:: Provided data ::

"""

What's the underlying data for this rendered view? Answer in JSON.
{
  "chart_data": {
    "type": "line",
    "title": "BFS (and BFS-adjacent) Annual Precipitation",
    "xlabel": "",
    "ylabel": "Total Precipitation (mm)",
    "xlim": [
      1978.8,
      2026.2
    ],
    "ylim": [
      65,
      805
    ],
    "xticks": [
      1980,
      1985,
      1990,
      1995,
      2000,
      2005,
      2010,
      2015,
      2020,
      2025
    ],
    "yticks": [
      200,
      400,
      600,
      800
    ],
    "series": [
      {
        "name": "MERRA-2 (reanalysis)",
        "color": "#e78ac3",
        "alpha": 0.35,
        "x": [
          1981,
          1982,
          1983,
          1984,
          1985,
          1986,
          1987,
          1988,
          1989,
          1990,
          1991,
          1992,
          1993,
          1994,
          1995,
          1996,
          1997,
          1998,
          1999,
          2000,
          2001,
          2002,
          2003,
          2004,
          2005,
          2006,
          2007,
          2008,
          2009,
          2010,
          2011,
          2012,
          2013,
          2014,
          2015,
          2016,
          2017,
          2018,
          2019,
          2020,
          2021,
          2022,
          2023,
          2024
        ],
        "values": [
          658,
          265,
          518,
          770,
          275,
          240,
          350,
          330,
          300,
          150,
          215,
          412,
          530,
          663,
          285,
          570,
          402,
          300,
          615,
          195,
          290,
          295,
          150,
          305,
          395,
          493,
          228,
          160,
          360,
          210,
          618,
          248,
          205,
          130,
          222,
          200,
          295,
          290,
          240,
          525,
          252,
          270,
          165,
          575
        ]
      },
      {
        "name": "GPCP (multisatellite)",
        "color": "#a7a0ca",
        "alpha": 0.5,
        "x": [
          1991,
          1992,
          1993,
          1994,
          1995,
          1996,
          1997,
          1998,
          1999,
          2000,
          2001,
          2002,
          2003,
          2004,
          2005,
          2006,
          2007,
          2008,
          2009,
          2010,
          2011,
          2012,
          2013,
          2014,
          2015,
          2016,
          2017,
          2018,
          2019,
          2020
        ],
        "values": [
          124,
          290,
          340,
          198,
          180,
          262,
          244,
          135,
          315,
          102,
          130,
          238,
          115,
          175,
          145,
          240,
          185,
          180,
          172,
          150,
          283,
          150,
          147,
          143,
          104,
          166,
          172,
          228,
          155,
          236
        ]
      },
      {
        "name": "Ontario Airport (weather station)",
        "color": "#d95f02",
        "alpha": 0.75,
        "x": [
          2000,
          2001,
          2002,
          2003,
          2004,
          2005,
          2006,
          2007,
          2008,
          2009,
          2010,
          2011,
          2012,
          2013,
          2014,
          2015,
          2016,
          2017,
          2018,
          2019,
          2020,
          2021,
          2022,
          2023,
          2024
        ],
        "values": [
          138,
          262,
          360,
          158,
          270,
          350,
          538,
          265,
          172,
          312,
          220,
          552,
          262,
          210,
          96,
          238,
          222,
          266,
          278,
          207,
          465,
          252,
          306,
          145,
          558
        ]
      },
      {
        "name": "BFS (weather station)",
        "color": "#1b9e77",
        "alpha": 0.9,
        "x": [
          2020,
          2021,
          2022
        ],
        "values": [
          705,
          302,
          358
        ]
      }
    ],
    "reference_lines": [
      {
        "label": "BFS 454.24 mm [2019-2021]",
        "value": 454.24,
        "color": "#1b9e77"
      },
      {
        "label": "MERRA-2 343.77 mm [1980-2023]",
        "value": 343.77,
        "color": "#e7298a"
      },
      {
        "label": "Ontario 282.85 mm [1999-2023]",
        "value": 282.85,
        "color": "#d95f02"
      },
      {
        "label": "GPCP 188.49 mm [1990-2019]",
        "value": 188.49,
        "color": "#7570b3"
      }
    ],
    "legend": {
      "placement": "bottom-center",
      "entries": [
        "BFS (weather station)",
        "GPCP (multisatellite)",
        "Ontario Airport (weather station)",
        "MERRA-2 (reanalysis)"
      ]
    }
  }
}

"""

:: Exercise goal ::
Copy, from the material above, each line in which the string "GPCP" occurs.

:: Result of the task ::
        "name": "GPCP (multisatellite)",
        "label": "GPCP 188.49 mm [1990-2019]",
        "GPCP (multisatellite)",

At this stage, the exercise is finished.